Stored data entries
>> Start
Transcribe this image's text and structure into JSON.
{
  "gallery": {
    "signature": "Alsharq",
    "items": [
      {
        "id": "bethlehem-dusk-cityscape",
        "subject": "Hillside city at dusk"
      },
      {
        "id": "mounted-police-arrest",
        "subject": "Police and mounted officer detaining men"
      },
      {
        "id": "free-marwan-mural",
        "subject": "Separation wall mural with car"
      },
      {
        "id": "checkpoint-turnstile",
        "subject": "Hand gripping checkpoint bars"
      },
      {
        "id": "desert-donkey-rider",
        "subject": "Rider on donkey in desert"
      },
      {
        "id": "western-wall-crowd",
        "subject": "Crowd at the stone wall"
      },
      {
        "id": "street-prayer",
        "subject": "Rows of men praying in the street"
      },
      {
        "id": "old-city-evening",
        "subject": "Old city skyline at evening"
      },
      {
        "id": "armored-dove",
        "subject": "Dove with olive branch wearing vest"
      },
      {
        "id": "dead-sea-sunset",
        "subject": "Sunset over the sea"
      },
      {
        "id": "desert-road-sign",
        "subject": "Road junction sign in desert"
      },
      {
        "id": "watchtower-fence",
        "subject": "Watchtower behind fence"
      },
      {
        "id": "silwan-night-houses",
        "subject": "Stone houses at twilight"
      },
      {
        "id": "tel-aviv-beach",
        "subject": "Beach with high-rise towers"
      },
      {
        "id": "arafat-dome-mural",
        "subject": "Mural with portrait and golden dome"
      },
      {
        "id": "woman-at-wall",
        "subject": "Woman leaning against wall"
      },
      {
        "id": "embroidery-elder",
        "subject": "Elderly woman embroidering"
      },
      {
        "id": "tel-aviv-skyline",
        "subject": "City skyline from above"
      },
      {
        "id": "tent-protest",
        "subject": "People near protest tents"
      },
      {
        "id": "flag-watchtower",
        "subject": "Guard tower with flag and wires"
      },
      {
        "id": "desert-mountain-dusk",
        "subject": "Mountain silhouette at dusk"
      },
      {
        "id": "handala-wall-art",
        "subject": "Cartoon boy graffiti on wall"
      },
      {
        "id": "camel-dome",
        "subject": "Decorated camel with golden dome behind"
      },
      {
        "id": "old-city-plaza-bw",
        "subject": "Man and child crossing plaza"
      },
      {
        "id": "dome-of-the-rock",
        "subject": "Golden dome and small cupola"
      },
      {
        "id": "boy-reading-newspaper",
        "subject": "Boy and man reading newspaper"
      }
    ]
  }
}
>> End
Extract every line containing the string "mounted" from the material.

        "id": "mounted-police-arrest",
        "subject": "Police and mounted officer detaining men"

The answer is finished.